*Listed records*

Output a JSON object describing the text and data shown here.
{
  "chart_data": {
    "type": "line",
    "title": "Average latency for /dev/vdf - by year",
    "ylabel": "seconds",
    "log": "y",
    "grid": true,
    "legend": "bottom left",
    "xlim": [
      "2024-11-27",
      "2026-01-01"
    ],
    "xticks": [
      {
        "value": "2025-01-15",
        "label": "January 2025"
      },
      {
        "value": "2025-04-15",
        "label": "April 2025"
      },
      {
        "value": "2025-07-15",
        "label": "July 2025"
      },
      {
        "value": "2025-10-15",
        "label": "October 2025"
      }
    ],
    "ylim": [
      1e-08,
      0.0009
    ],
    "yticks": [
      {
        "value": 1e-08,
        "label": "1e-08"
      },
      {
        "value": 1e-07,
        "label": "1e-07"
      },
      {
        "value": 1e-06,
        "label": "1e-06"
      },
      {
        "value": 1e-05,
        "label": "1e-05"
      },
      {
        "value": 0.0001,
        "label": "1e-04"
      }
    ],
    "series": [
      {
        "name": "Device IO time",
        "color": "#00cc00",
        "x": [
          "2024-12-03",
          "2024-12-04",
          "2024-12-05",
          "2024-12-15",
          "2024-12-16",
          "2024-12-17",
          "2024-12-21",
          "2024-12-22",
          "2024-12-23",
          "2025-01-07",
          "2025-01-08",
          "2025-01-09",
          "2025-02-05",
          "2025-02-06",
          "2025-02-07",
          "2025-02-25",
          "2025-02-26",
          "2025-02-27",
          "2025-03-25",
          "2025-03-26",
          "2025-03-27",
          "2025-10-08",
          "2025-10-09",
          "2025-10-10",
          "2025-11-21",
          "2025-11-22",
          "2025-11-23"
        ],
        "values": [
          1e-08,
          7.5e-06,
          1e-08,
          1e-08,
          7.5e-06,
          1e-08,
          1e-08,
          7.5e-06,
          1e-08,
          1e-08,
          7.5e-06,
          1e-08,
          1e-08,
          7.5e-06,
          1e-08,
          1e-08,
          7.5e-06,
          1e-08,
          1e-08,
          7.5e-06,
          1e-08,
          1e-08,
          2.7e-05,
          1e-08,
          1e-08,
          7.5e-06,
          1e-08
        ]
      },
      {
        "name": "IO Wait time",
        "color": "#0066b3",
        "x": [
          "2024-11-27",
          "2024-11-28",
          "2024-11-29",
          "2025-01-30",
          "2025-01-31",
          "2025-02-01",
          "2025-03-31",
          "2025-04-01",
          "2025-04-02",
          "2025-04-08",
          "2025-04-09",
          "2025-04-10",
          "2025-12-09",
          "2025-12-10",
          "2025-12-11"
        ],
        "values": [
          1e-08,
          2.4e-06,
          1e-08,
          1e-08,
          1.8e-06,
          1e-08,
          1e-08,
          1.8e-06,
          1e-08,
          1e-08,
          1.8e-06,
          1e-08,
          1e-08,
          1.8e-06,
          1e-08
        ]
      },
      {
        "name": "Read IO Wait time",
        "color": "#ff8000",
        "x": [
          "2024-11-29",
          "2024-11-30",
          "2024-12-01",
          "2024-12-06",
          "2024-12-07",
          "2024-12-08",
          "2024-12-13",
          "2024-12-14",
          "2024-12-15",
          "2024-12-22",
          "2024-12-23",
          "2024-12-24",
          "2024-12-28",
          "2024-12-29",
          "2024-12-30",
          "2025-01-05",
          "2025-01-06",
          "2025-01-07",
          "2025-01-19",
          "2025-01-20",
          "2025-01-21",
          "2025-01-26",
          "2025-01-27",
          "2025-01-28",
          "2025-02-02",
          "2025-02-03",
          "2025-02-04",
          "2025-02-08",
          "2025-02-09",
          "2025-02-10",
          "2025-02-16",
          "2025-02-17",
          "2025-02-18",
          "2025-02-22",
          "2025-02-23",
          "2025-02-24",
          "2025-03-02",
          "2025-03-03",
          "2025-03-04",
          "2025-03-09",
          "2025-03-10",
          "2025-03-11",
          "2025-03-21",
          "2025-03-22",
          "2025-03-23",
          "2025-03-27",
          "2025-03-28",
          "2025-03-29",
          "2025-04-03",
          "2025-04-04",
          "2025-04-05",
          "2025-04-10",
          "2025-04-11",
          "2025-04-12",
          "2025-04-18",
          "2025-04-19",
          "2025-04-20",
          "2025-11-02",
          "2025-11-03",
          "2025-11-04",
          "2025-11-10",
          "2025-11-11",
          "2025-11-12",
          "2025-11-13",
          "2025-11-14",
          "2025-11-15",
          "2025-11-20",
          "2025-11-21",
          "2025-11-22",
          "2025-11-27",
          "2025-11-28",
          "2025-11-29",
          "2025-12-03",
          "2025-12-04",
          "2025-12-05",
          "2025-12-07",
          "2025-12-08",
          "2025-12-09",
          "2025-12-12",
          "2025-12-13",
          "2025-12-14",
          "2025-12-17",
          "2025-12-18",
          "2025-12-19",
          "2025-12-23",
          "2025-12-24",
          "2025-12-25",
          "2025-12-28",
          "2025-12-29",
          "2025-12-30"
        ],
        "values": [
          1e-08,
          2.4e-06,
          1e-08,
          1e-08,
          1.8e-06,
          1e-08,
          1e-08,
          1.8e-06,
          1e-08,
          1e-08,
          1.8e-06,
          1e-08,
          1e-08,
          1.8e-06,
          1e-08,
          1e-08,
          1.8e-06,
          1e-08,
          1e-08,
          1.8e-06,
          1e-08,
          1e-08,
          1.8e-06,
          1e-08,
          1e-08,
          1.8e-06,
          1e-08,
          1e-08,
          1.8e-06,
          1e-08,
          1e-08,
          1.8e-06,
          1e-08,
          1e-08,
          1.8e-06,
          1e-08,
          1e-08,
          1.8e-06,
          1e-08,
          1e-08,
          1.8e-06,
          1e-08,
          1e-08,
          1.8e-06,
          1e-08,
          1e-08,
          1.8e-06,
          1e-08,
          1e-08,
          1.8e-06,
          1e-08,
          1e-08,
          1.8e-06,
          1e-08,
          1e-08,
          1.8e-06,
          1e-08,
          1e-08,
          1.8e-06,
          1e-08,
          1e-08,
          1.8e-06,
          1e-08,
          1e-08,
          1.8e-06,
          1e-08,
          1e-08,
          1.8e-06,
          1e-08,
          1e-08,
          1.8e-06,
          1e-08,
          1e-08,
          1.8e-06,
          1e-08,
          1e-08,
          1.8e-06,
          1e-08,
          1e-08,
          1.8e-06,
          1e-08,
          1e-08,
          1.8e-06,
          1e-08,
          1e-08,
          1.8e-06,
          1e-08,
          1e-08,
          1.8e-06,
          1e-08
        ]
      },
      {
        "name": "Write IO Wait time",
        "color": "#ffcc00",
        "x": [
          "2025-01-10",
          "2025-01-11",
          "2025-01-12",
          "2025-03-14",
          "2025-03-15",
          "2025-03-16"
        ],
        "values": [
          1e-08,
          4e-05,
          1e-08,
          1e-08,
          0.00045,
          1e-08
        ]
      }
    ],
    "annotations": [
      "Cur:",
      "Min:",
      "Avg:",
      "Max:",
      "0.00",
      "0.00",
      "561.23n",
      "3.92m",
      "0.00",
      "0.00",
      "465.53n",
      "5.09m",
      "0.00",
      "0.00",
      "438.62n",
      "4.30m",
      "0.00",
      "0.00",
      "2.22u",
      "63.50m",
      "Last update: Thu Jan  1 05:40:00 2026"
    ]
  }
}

*Problem details*
Copy all of the data exactly.

*Full output*
Output a JSON object describing the text and data shown here.
{
  "chart_data": {
    "type": "line",
    "title": "Average latency for /dev/vdf - by year",
    "ylabel": "seconds",
    "log": "y",
    "grid": true,
    "legend": "bottom left",
    "xlim": [
      "2024-11-27",
      "2026-01-01"
    ],
    "xticks": [
      {
        "value": "2025-01-15",
        "label": "January 2025"
      },
      {
        "value": "2025-04-15",
        "label": "April 2025"
      },
      {
        "value": "2025-07-15",
        "label": "July 2025"
      },
      {
        "value": "2025-10-15",
        "label": "October 2025"
      }
    ],
    "ylim": [
      1e-08,
      0.0009
    ],
    "yticks": [
      {
        "value": 1e-08,
        "label": "1e-08"
      },
      {
        "value": 1e-07,
        "label": "1e-07"
      },
      {
        "value": 1e-06,
        "label": "1e-06"
      },
      {
        "value": 1e-05,
        "label": "1e-05"
      },
      {
        "value": 0.0001,
        "label": "1e-04"
      }
    ],
    "series": [
      {
        "name": "Device IO time",
        "color": "#00cc00",
        "x": [
          "2024-12-03",
          "2024-12-04",
          "2024-12-05",
          "2024-12-15",
          "2024-12-16",
          "2024-12-17",
          "2024-12-21",
          "2024-12-22",
          "2024-12-23",
          "2025-01-07",
          "2025-01-08",
          "2025-01-09",
          "2025-02-05",
          "2025-02-06",
          "2025-02-07",
          "2025-02-25",
          "2025-02-26",
          "2025-02-27",
          "2025-03-25",
          "2025-03-26",
          "2025-03-27",
          "2025-10-08",
          "2025-10-09",
          "2025-10-10",
          "2025-11-21",
          "2025-11-22",
          "2025-11-23"
        ],
        "values": [
          1e-08,
          7.5e-06,
          1e-08,
          1e-08,
          7.5e-06,
          1e-08,
          1e-08,
          7.5e-06,
          1e-08,
          1e-08,
          7.5e-06,
          1e-08,
          1e-08,
          7.5e-06,
          1e-08,
          1e-08,
          7.5e-06,
          1e-08,
          1e-08,
          7.5e-06,
          1e-08,
          1e-08,
          2.7e-05,
          1e-08,
          1e-08,
          7.5e-06,
          1e-08
        ]
      },
      {
        "name": "IO Wait time",
        "color": "#0066b3",
        "x": [
          "2024-11-27",
          "2024-11-28",
          "2024-11-29",
          "2025-01-30",
          "2025-01-31",
          "2025-02-01",
          "2025-03-31",
          "2025-04-01",
          "2025-04-02",
          "2025-04-08",
          "2025-04-09",
          "2025-04-10",
          "2025-12-09",
          "2025-12-10",
          "2025-12-11"
        ],
        "values": [
          1e-08,
          2.4e-06,
          1e-08,
          1e-08,
          1.8e-06,
          1e-08,
          1e-08,
          1.8e-06,
          1e-08,
          1e-08,
          1.8e-06,
          1e-08,
          1e-08,
          1.8e-06,
          1e-08
        ]
      },
      {
        "name": "Read IO Wait time",
        "color": "#ff8000",
        "x": [
          "2024-11-29",
          "2024-11-30",
          "2024-12-01",
          "2024-12-06",
          "2024-12-07",
          "2024-12-08",
          "2024-12-13",
          "2024-12-14",
          "2024-12-15",
          "2024-12-22",
          "2024-12-23",
          "2024-12-24",
          "2024-12-28",
          "2024-12-29",
          "2024-12-30",
          "2025-01-05",
          "2025-01-06",
          "2025-01-07",
          "2025-01-19",
          "2025-01-20",
          "2025-01-21",
          "2025-01-26",
          "2025-01-27",
          "2025-01-28",
          "2025-02-02",
          "2025-02-03",
          "2025-02-04",
          "2025-02-08",
          "2025-02-09",
          "2025-02-10",
          "2025-02-16",
          "2025-02-17",
          "2025-02-18",
          "2025-02-22",
          "2025-02-23",
          "2025-02-24",
          "2025-03-02",
          "2025-03-03",
          "2025-03-04",
          "2025-03-09",
          "2025-03-10",
          "2025-03-11",
          "2025-03-21",
          "2025-03-22",
          "2025-03-23",
          "2025-03-27",
          "2025-03-28",
          "2025-03-29",
          "2025-04-03",
          "2025-04-04",
          "2025-04-05",
          "2025-04-10",
          "2025-04-11",
          "2025-04-12",
          "2025-04-18",
          "2025-04-19",
          "2025-04-20",
          "2025-11-02",
          "2025-11-03",
          "2025-11-04",
          "2025-11-10",
          "2025-11-11",
          "2025-11-12",
          "2025-11-13",
          "2025-11-14",
          "2025-11-15",
          "2025-11-20",
          "2025-11-21",
          "2025-11-22",
          "2025-11-27",
          "2025-11-28",
          "2025-11-29",
          "2025-12-03",
          "2025-12-04",
          "2025-12-05",
          "2025-12-07",
          "2025-12-08",
          "2025-12-09",
          "2025-12-12",
          "2025-12-13",
          "2025-12-14",
          "2025-12-17",
          "2025-12-18",
          "2025-12-19",
          "2025-12-23",
          "2025-12-24",
          "2025-12-25",
          "2025-12-28",
          "2025-12-29",
          "2025-12-30"
        ],
        "values": [
          1e-08,
          2.4e-06,
          1e-08,
          1e-08,
          1.8e-06,
          1e-08,
          1e-08,
          1.8e-06,
          1e-08,
          1e-08,
          1.8e-06,
          1e-08,
          1e-08,
          1.8e-06,
          1e-08,
          1e-08,
          1.8e-06,
          1e-08,
          1e-08,
          1.8e-06,
          1e-08,
          1e-08,
          1.8e-06,
          1e-08,
          1e-08,
          1.8e-06,
          1e-08,
          1e-08,
          1.8e-06,
          1e-08,
          1e-08,
          1.8e-06,
          1e-08,
          1e-08,
          1.8e-06,
          1e-08,
          1e-08,
          1.8e-06,
          1e-08,
          1e-08,
          1.8e-06,
          1e-08,
          1e-08,
          1.8e-06,
          1e-08,
          1e-08,
          1.8e-06,
          1e-08,
          1e-08,
          1.8e-06,
          1e-08,
          1e-08,
          1.8e-06,
          1e-08,
          1e-08,
          1.8e-06,
          1e-08,
          1e-08,
          1.8e-06,
          1e-08,
          1e-08,
          1.8e-06,
          1e-08,
          1e-08,
          1.8e-06,
          1e-08,
          1e-08,
          1.8e-06,
          1e-08,
          1e-08,
          1.8e-06,
          1e-08,
          1e-08,
          1.8e-06,
          1e-08,
          1e-08,
          1.8e-06,
          1e-08,
          1e-08,
          1.8e-06,
          1e-08,
          1e-08,
          1.8e-06,
          1e-08,
          1e-08,
          1.8e-06,
          1e-08,
          1e-08,
          1.8e-06,
          1e-08
        ]
      },
      {
        "name": "Write IO Wait time",
        "color": "#ffcc00",
        "x": [
          "2025-01-10",
          "2025-01-11",
          "2025-01-12",
          "2025-03-14",
          "2025-03-15",
          "2025-03-16"
        ],
        "values": [
          1e-08,
          4e-05,
          1e-08,
          1e-08,
          0.00045,
          1e-08
        ]
      }
    ],
    "annotations": [
      "Cur:",
      "Min:",
      "Avg:",
      "Max:",
      "0.00",
      "0.00",
      "561.23n",
      "3.92m",
      "0.00",
      "0.00",
      "465.53n",
      "5.09m",
      "0.00",
      "0.00",
      "438.62n",
      "4.30m",
      "0.00",
      "0.00",
      "2.22u",
      "63.50m",
      "Last update: Thu Jan  1 05:40:00 2026"
    ]
  }
}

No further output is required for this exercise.